### Directions
List all the lines in these records that hold "умелость".

════════

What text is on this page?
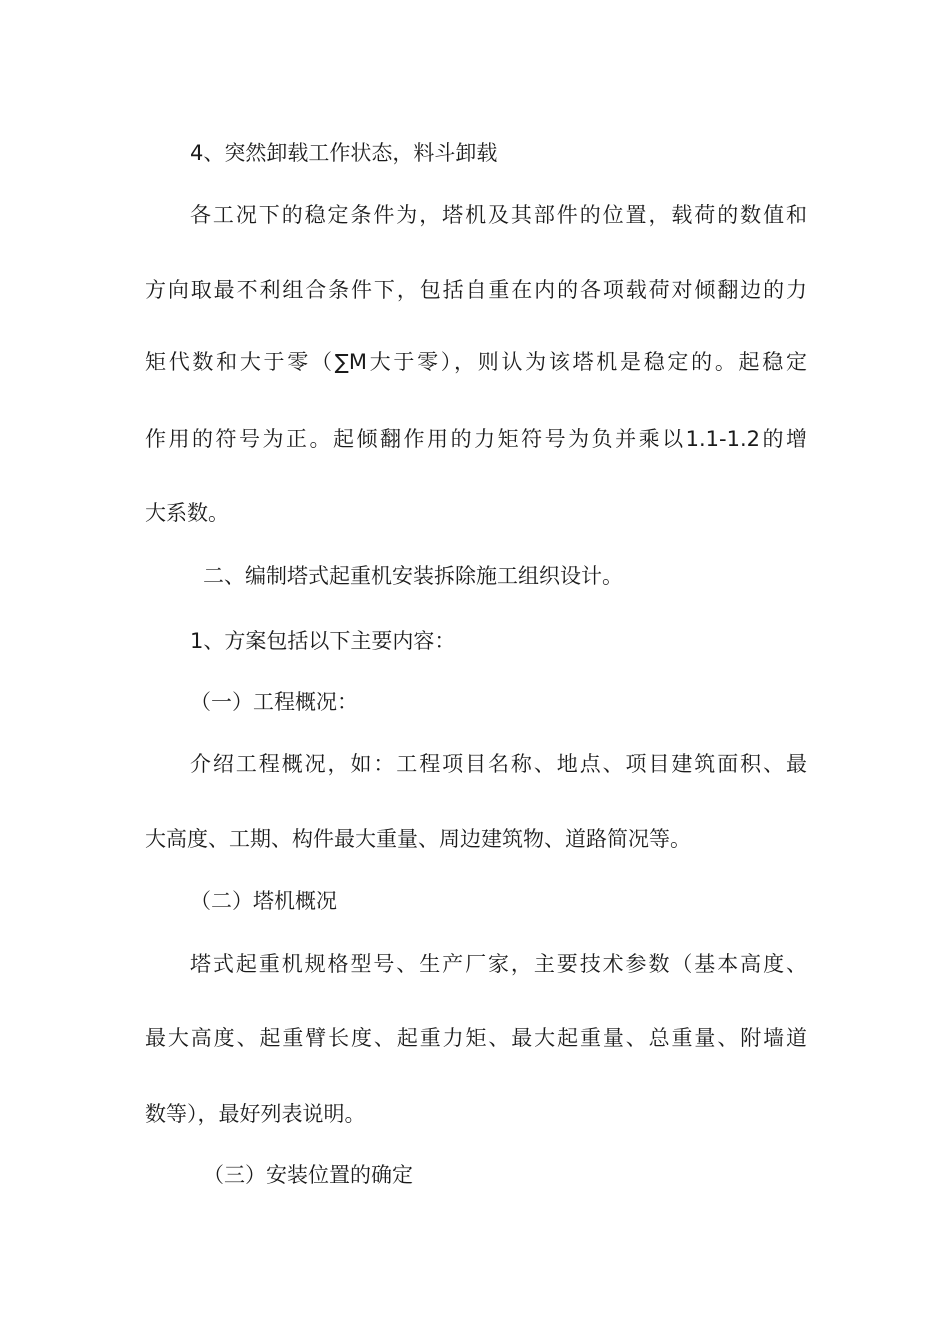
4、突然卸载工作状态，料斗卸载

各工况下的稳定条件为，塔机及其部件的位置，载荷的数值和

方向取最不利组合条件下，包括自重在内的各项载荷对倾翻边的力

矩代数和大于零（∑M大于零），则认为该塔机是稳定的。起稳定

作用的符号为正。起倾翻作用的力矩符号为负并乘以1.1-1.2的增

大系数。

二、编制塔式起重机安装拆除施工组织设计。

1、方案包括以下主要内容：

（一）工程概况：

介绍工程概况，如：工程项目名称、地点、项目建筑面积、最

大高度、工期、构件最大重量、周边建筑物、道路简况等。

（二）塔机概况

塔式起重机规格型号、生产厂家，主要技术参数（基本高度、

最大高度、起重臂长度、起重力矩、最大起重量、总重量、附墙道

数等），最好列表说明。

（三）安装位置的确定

════════

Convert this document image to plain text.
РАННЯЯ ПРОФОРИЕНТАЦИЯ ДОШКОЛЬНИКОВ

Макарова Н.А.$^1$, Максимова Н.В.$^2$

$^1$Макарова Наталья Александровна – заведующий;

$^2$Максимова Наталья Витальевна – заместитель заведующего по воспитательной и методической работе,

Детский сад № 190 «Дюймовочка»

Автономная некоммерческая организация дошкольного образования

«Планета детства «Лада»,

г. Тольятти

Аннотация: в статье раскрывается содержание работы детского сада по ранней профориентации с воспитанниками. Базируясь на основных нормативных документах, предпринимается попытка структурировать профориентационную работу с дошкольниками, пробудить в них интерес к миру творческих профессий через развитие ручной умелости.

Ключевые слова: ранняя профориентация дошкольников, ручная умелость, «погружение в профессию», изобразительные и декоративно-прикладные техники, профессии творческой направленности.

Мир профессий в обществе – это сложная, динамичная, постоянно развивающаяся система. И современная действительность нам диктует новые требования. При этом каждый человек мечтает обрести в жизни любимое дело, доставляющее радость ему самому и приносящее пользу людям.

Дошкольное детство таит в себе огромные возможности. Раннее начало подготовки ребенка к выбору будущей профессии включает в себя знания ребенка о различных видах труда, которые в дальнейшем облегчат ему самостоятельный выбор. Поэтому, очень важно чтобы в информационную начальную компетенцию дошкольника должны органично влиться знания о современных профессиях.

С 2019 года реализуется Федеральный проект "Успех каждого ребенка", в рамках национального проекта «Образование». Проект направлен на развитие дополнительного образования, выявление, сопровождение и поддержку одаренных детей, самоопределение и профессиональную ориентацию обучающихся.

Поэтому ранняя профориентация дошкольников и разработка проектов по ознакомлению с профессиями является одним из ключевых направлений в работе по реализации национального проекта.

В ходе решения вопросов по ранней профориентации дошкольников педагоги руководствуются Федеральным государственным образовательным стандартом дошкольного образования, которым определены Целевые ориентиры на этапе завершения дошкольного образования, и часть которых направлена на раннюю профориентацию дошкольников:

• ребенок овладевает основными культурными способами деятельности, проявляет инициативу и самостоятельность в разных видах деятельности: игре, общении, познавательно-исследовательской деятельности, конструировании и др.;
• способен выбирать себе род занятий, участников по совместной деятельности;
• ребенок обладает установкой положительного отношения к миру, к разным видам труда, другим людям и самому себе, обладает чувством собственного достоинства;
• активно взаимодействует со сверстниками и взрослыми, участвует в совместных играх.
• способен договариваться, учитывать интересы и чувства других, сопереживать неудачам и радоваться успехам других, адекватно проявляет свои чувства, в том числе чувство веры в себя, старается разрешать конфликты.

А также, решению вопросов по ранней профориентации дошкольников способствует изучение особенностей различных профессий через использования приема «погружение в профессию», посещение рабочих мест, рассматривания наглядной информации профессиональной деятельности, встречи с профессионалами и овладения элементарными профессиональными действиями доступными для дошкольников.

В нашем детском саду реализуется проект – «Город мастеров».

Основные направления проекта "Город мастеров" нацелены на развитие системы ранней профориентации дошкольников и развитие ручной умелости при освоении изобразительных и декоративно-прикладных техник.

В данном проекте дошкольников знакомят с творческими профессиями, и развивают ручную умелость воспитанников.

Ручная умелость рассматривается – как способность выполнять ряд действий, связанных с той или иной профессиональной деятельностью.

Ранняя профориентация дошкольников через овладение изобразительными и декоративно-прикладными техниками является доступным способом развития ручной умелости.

════════

### Result of the task
Ключевые слова: ранняя профориентация дошкольников, ручная умелость, «погружение в профессию», изобразительные и декоративно-прикладные техники, профессии творческой направленности.
В данном проекте дошкольников знакомят с творческими профессиями, и развивают ручную умелость воспитанников.
Ручная умелость рассматривается – как способность выполнять ряд действий, связанных с той или иной профессиональной деятельностью.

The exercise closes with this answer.